Start

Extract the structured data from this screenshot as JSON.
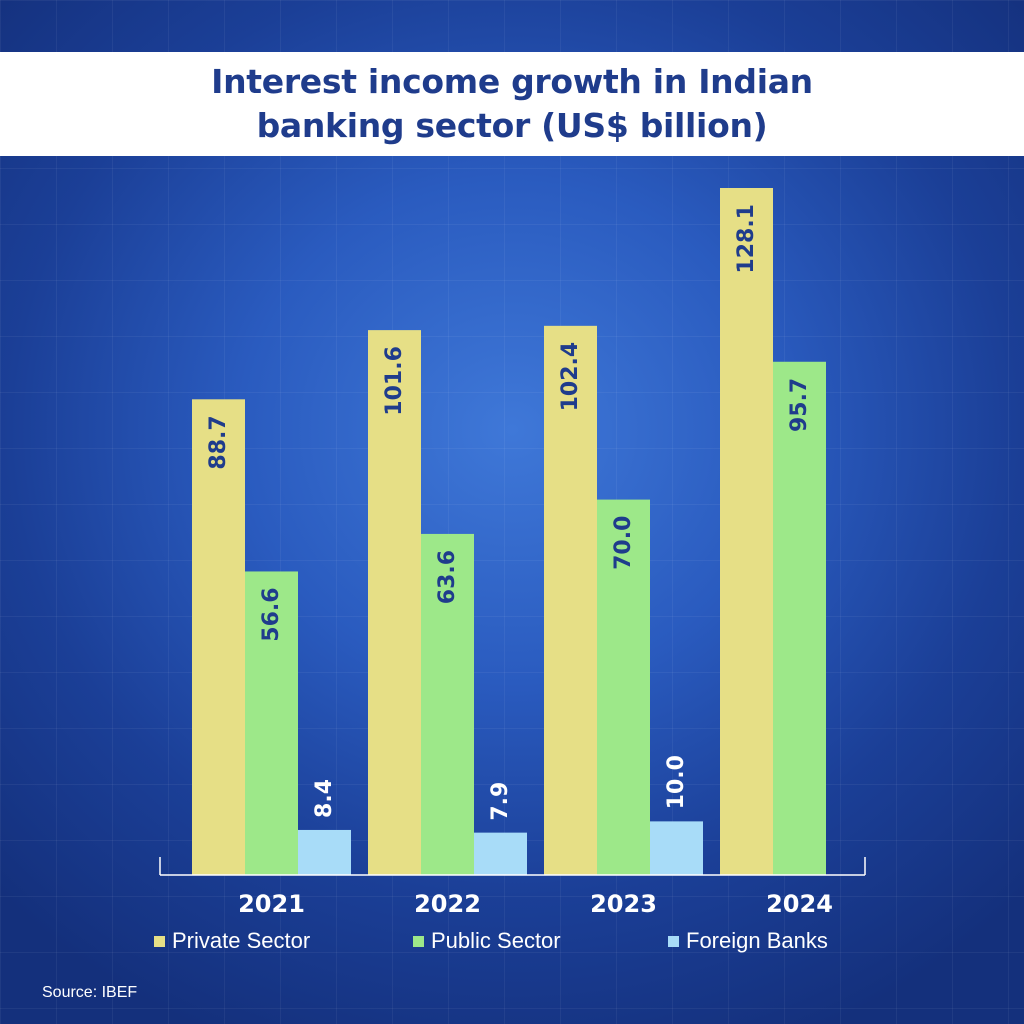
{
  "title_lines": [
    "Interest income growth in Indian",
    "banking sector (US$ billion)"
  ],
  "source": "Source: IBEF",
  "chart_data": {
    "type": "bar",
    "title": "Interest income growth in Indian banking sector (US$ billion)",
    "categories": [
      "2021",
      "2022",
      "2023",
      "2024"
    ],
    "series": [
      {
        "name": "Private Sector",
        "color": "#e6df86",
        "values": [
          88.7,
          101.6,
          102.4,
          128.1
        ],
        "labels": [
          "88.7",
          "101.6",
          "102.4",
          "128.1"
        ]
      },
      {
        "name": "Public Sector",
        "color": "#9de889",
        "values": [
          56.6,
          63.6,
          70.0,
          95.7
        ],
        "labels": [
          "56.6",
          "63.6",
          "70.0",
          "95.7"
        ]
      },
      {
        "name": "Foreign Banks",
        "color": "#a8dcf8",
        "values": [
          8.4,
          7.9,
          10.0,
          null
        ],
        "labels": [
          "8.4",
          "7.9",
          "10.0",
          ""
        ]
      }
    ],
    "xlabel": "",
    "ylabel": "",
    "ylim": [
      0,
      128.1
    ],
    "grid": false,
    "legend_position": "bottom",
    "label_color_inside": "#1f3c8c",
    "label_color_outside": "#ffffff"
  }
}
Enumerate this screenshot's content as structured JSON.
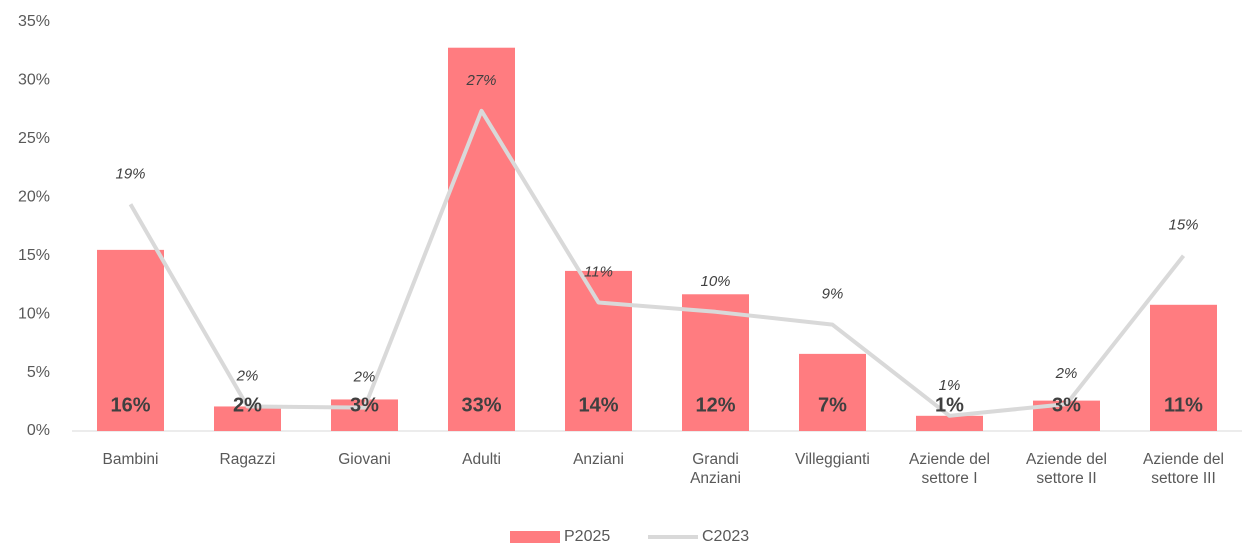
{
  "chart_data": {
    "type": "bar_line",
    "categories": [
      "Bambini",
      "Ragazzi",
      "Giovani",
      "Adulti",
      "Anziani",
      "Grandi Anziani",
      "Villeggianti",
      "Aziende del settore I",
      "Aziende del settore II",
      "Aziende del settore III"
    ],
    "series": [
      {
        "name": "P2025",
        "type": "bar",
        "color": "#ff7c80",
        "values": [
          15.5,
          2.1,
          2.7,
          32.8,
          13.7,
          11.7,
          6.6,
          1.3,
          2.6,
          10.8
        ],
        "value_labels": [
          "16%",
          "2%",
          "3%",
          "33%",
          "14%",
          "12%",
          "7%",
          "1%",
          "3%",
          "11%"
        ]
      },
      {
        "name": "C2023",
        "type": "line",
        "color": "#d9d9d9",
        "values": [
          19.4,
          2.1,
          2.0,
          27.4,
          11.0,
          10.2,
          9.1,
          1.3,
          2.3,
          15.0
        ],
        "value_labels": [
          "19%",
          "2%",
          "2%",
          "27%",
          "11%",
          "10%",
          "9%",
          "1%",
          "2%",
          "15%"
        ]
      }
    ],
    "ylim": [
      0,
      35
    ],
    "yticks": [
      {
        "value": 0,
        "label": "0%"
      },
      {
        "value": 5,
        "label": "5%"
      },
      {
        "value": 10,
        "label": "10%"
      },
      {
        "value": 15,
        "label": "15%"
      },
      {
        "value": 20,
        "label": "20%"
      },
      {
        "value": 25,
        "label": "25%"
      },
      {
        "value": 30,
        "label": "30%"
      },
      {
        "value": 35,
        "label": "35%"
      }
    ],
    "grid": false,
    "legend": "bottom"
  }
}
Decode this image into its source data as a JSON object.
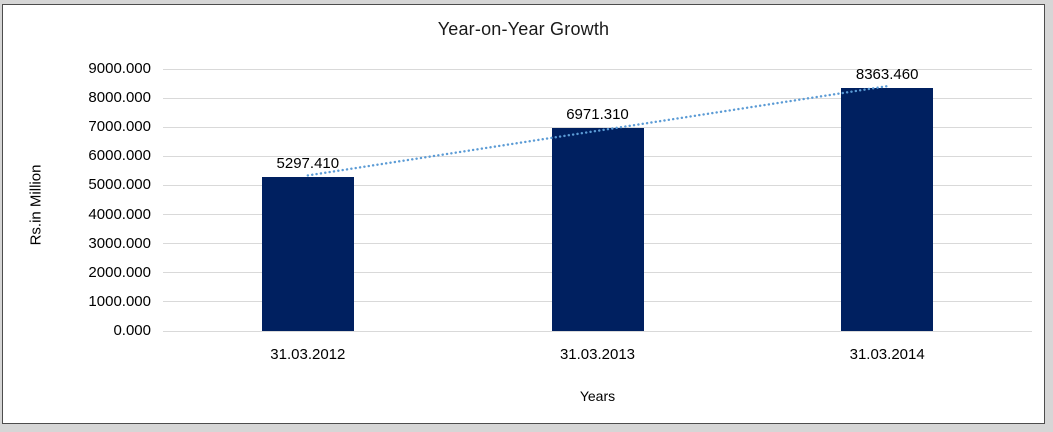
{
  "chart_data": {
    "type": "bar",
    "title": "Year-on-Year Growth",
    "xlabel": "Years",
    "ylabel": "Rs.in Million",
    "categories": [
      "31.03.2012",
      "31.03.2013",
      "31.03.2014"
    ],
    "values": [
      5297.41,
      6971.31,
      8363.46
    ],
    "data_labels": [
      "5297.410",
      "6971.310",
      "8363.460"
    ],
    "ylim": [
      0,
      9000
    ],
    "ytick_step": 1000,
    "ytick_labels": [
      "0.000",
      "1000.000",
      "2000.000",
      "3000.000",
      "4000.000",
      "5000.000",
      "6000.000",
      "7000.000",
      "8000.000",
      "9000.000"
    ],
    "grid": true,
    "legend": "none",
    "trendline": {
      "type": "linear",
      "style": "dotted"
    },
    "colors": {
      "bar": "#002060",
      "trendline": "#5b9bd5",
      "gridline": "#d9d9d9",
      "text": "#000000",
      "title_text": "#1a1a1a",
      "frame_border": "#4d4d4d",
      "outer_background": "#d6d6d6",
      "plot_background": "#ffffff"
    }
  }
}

End

> _EXERCISE PROMPT_: Retype the records exactly. Any image in them should not appear in what you write.

> _EXERCISE ANSWER_:
Extract the structured data from this screenshot as JSON.
{
  "title_lines": [
    "Interest income growth in Indian",
    "banking sector (US$ billion)"
  ],
  "source": "Source: IBEF",
  "chart_data": {
    "type": "bar",
    "title": "Interest income growth in Indian banking sector (US$ billion)",
    "categories": [
      "2021",
      "2022",
      "2023",
      "2024"
    ],
    "series": [
      {
        "name": "Private Sector",
        "color": "#e6df86",
        "values": [
          88.7,
          101.6,
          102.4,
          128.1
        ],
        "labels": [
          "88.7",
          "101.6",
          "102.4",
          "128.1"
        ]
      },
      {
        "name": "Public Sector",
        "color": "#9de889",
        "values": [
          56.6,
          63.6,
          70.0,
          95.7
        ],
        "labels": [
          "56.6",
          "63.6",
          "70.0",
          "95.7"
        ]
      },
      {
        "name": "Foreign Banks",
        "color": "#a8dcf8",
        "values": [
          8.4,
          7.9,
          10.0,
          null
        ],
        "labels": [
          "8.4",
          "7.9",
          "10.0",
          ""
        ]
      }
    ],
    "xlabel": "",
    "ylabel": "",
    "ylim": [
      0,
      128.1
    ],
    "grid": false,
    "legend_position": "bottom",
    "label_color_inside": "#1f3c8c",
    "label_color_outside": "#ffffff"
  }
}
Enumerate this screenshot's content as structured JSON.
{
  "chart_data": {
    "type": "bar_line",
    "categories": [
      "Bambini",
      "Ragazzi",
      "Giovani",
      "Adulti",
      "Anziani",
      "Grandi Anziani",
      "Villeggianti",
      "Aziende del settore I",
      "Aziende del settore II",
      "Aziende del settore III"
    ],
    "series": [
      {
        "name": "P2025",
        "type": "bar",
        "color": "#ff7c80",
        "values": [
          15.5,
          2.1,
          2.7,
          32.8,
          13.7,
          11.7,
          6.6,
          1.3,
          2.6,
          10.8
        ],
        "value_labels": [
          "16%",
          "2%",
          "3%",
          "33%",
          "14%",
          "12%",
          "7%",
          "1%",
          "3%",
          "11%"
        ]
      },
      {
        "name": "C2023",
        "type": "line",
        "color": "#d9d9d9",
        "values": [
          19.4,
          2.1,
          2.0,
          27.4,
          11.0,
          10.2,
          9.1,
          1.3,
          2.3,
          15.0
        ],
        "value_labels": [
          "19%",
          "2%",
          "2%",
          "27%",
          "11%",
          "10%",
          "9%",
          "1%",
          "2%",
          "15%"
        ]
      }
    ],
    "ylim": [
      0,
      35
    ],
    "yticks": [
      {
        "value": 0,
        "label": "0%"
      },
      {
        "value": 5,
        "label": "5%"
      },
      {
        "value": 10,
        "label": "10%"
      },
      {
        "value": 15,
        "label": "15%"
      },
      {
        "value": 20,
        "label": "20%"
      },
      {
        "value": 25,
        "label": "25%"
      },
      {
        "value": 30,
        "label": "30%"
      },
      {
        "value": 35,
        "label": "35%"
      }
    ],
    "grid": false,
    "legend": "bottom"
  }
}
Decode this image into its source data as a JSON object.
{
  "chart_data": {
    "type": "bar",
    "title": "Year-on-Year Growth",
    "xlabel": "Years",
    "ylabel": "Rs.in Million",
    "categories": [
      "31.03.2012",
      "31.03.2013",
      "31.03.2014"
    ],
    "values": [
      5297.41,
      6971.31,
      8363.46
    ],
    "data_labels": [
      "5297.410",
      "6971.310",
      "8363.460"
    ],
    "ylim": [
      0,
      9000
    ],
    "ytick_step": 1000,
    "ytick_labels": [
      "0.000",
      "1000.000",
      "2000.000",
      "3000.000",
      "4000.000",
      "5000.000",
      "6000.000",
      "7000.000",
      "8000.000",
      "9000.000"
    ],
    "grid": true,
    "legend": "none",
    "trendline": {
      "type": "linear",
      "style": "dotted"
    },
    "colors": {
      "bar": "#002060",
      "trendline": "#5b9bd5",
      "gridline": "#d9d9d9",
      "text": "#000000",
      "title_text": "#1a1a1a",
      "frame_border": "#4d4d4d",
      "outer_background": "#d6d6d6",
      "plot_background": "#ffffff"
    }
  }
}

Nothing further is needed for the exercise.